Dataset ->
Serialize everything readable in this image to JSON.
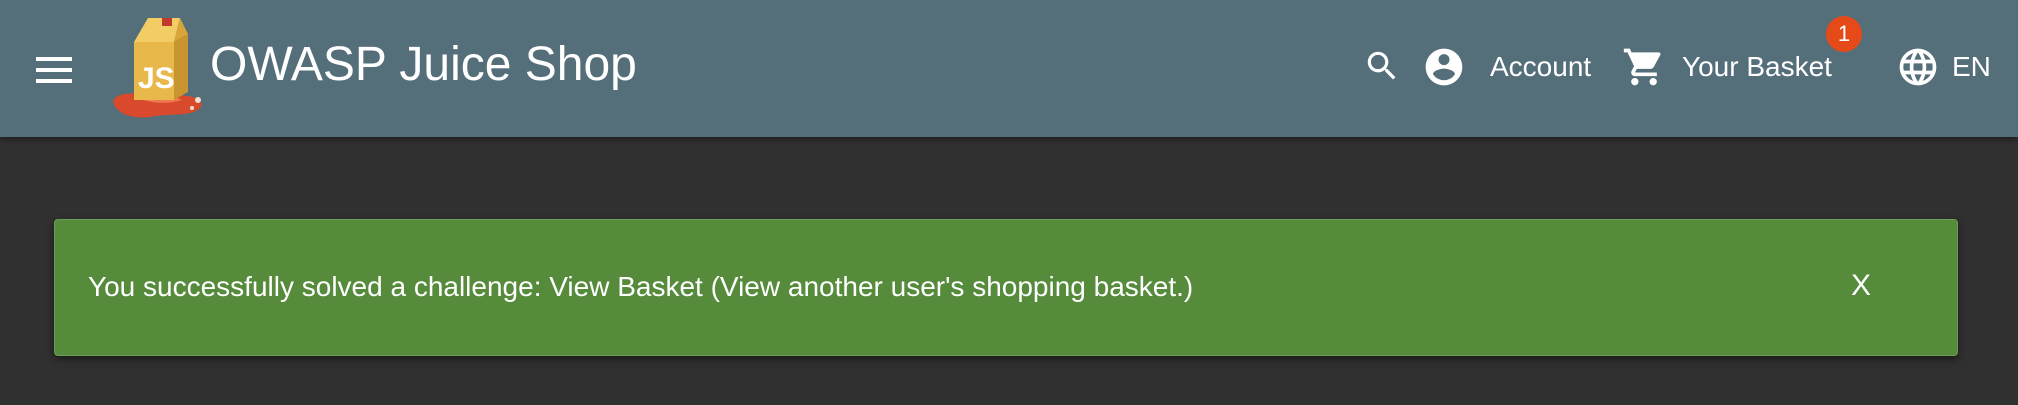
{
  "toolbar": {
    "menu_icon": "hamburger-menu-icon",
    "app_name": "OWASP Juice Shop",
    "logo_icon": "juice-box-logo-icon",
    "search_icon": "search-icon",
    "account_label": "Account",
    "account_icon": "account-circle-icon",
    "basket_label": "Your Basket",
    "basket_icon": "shopping-cart-icon",
    "basket_count": "1",
    "language_label": "EN",
    "language_icon": "globe-icon"
  },
  "notification": {
    "message": "You successfully solved a challenge: View Basket (View another user's shopping basket.)",
    "close_label": "X"
  },
  "colors": {
    "toolbar": "#546e7a",
    "background": "#303030",
    "success": "#558b3b",
    "badge": "#e64a19"
  }
}
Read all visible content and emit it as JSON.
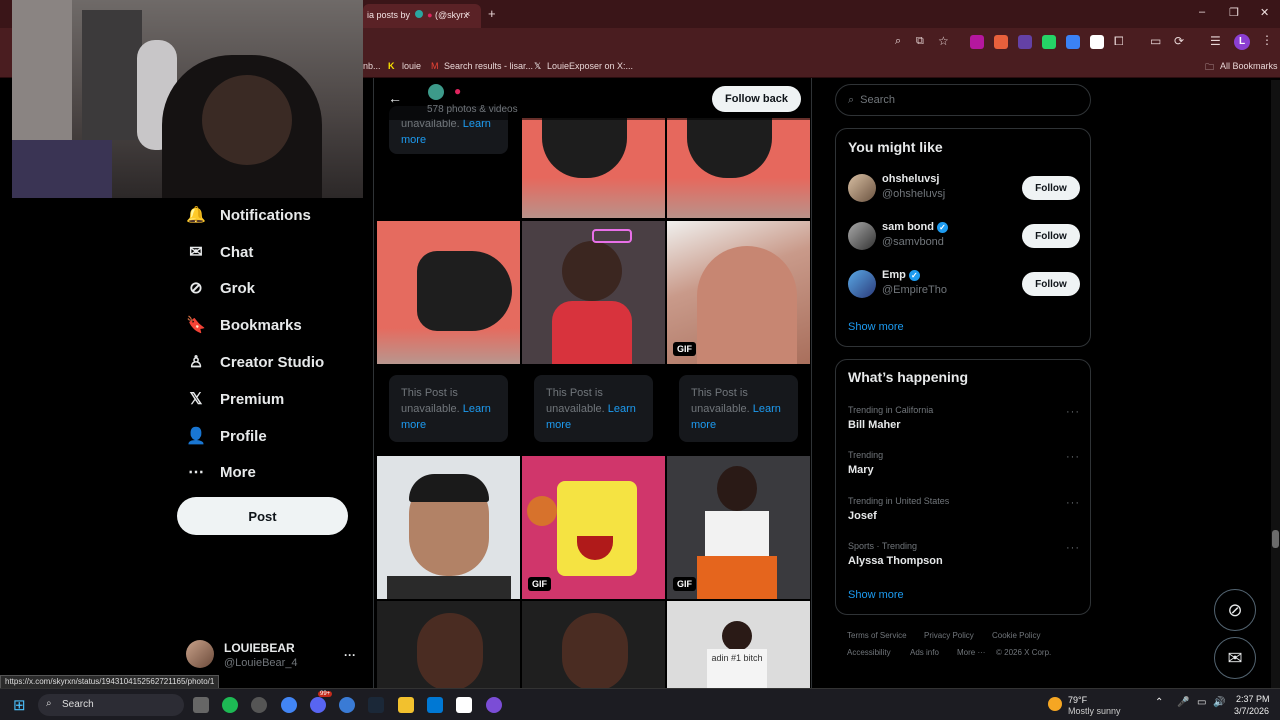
{
  "browser": {
    "tab_title": "ia posts by",
    "tab_title_handle": "(@skyrx",
    "tab_close": "×",
    "new_tab": "+",
    "win_min": "–",
    "win_max": "❐",
    "win_close": "✕",
    "profile_initial": "L",
    "bookmarks": [
      "nb...",
      "louie",
      "Search results - lisar...",
      "LouieExposer on X:..."
    ],
    "all_bookmarks": "All Bookmarks"
  },
  "nav": {
    "items": [
      {
        "label": "Notifications",
        "icon": "bell-icon",
        "glyph": "🔔"
      },
      {
        "label": "Chat",
        "icon": "envelope-icon",
        "glyph": "✉"
      },
      {
        "label": "Grok",
        "icon": "grok-icon",
        "glyph": "⊘"
      },
      {
        "label": "Bookmarks",
        "icon": "bookmark-icon",
        "glyph": "🔖"
      },
      {
        "label": "Creator Studio",
        "icon": "flask-icon",
        "glyph": "♙"
      },
      {
        "label": "Premium",
        "icon": "x-logo-icon",
        "glyph": "𝕏"
      },
      {
        "label": "Profile",
        "icon": "person-icon",
        "glyph": "👤"
      },
      {
        "label": "More",
        "icon": "more-circle-icon",
        "glyph": "⋯"
      }
    ],
    "post_label": "Post",
    "account_name": "LOUIEBEAR",
    "account_handle": "@LouieBear_4",
    "account_more": "···"
  },
  "header": {
    "back": "←",
    "sub": "578 photos & videos",
    "follow_back": "Follow back"
  },
  "media": {
    "unavailable_text": "This Post is unavailable.",
    "learn_more": "Learn more",
    "gif_label": "GIF",
    "partial_unavailable": "unavailable.",
    "partial_learn": "Learn",
    "partial_more": "more",
    "sign_text": "adin #1 bitch"
  },
  "right": {
    "search_placeholder": "Search",
    "might_like_title": "You might like",
    "accounts": [
      {
        "name": "ohsheluvsj",
        "handle": "@ohsheluvsj",
        "verified": false
      },
      {
        "name": "sam bond",
        "handle": "@samvbond",
        "verified": true
      },
      {
        "name": "Emp",
        "handle": "@EmpireTho",
        "verified": true
      }
    ],
    "follow_label": "Follow",
    "show_more": "Show more",
    "happening_title": "What’s happening",
    "trends": [
      {
        "context": "Trending in California",
        "name": "Bill Maher"
      },
      {
        "context": "Trending",
        "name": "Mary"
      },
      {
        "context": "Trending in United States",
        "name": "Josef"
      },
      {
        "context": "Sports · Trending",
        "name": "Alyssa Thompson"
      }
    ],
    "trend_more": "···",
    "footer": [
      "Terms of Service",
      "Privacy Policy",
      "Cookie Policy",
      "Accessibility",
      "Ads info",
      "More ···",
      "© 2026 X Corp."
    ]
  },
  "status_url": "https://x.com/skyrxn/status/1943104152562721165/photo/1",
  "taskbar": {
    "search": "Search",
    "weather_temp": "79°F",
    "weather_desc": "Mostly sunny",
    "time": "2:37 PM",
    "date": "3/7/2026",
    "badge": "99+"
  },
  "colors": {
    "accent": "#1d9bf0",
    "chrome": "#4a1d20",
    "bg": "#000000"
  }
}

Set problem ->
Repeat the preceding records precisely, and leave every picture out of the copy.

Result of this task ->
Serialize everything readable in this image to JSON.
{
  "toolbar": {
    "menu_icon": "hamburger-menu-icon",
    "app_name": "OWASP Juice Shop",
    "logo_icon": "juice-box-logo-icon",
    "search_icon": "search-icon",
    "account_label": "Account",
    "account_icon": "account-circle-icon",
    "basket_label": "Your Basket",
    "basket_icon": "shopping-cart-icon",
    "basket_count": "1",
    "language_label": "EN",
    "language_icon": "globe-icon"
  },
  "notification": {
    "message": "You successfully solved a challenge: View Basket (View another user's shopping basket.)",
    "close_label": "X"
  },
  "colors": {
    "toolbar": "#546e7a",
    "background": "#303030",
    "success": "#558b3b",
    "badge": "#e64a19"
  }
}
Read all visible content and emit it as JSON.
{
  "browser": {
    "tab_title": "ia posts by",
    "tab_title_handle": "(@skyrx",
    "tab_close": "×",
    "new_tab": "+",
    "win_min": "–",
    "win_max": "❐",
    "win_close": "✕",
    "profile_initial": "L",
    "bookmarks": [
      "nb...",
      "louie",
      "Search results - lisar...",
      "LouieExposer on X:..."
    ],
    "all_bookmarks": "All Bookmarks"
  },
  "nav": {
    "items": [
      {
        "label": "Notifications",
        "icon": "bell-icon",
        "glyph": "🔔"
      },
      {
        "label": "Chat",
        "icon": "envelope-icon",
        "glyph": "✉"
      },
      {
        "label": "Grok",
        "icon": "grok-icon",
        "glyph": "⊘"
      },
      {
        "label": "Bookmarks",
        "icon": "bookmark-icon",
        "glyph": "🔖"
      },
      {
        "label": "Creator Studio",
        "icon": "flask-icon",
        "glyph": "♙"
      },
      {
        "label": "Premium",
        "icon": "x-logo-icon",
        "glyph": "𝕏"
      },
      {
        "label": "Profile",
        "icon": "person-icon",
        "glyph": "👤"
      },
      {
        "label": "More",
        "icon": "more-circle-icon",
        "glyph": "⋯"
      }
    ],
    "post_label": "Post",
    "account_name": "LOUIEBEAR",
    "account_handle": "@LouieBear_4",
    "account_more": "···"
  },
  "header": {
    "back": "←",
    "sub": "578 photos & videos",
    "follow_back": "Follow back"
  },
  "media": {
    "unavailable_text": "This Post is unavailable.",
    "learn_more": "Learn more",
    "gif_label": "GIF",
    "partial_unavailable": "unavailable.",
    "partial_learn": "Learn",
    "partial_more": "more",
    "sign_text": "adin #1 bitch"
  },
  "right": {
    "search_placeholder": "Search",
    "might_like_title": "You might like",
    "accounts": [
      {
        "name": "ohsheluvsj",
        "handle": "@ohsheluvsj",
        "verified": false
      },
      {
        "name": "sam bond",
        "handle": "@samvbond",
        "verified": true
      },
      {
        "name": "Emp",
        "handle": "@EmpireTho",
        "verified": true
      }
    ],
    "follow_label": "Follow",
    "show_more": "Show more",
    "happening_title": "What’s happening",
    "trends": [
      {
        "context": "Trending in California",
        "name": "Bill Maher"
      },
      {
        "context": "Trending",
        "name": "Mary"
      },
      {
        "context": "Trending in United States",
        "name": "Josef"
      },
      {
        "context": "Sports · Trending",
        "name": "Alyssa Thompson"
      }
    ],
    "trend_more": "···",
    "footer": [
      "Terms of Service",
      "Privacy Policy",
      "Cookie Policy",
      "Accessibility",
      "Ads info",
      "More ···",
      "© 2026 X Corp."
    ]
  },
  "status_url": "https://x.com/skyrxn/status/1943104152562721165/photo/1",
  "taskbar": {
    "search": "Search",
    "weather_temp": "79°F",
    "weather_desc": "Mostly sunny",
    "time": "2:37 PM",
    "date": "3/7/2026",
    "badge": "99+"
  },
  "colors": {
    "accent": "#1d9bf0",
    "chrome": "#4a1d20",
    "bg": "#000000"
  }
}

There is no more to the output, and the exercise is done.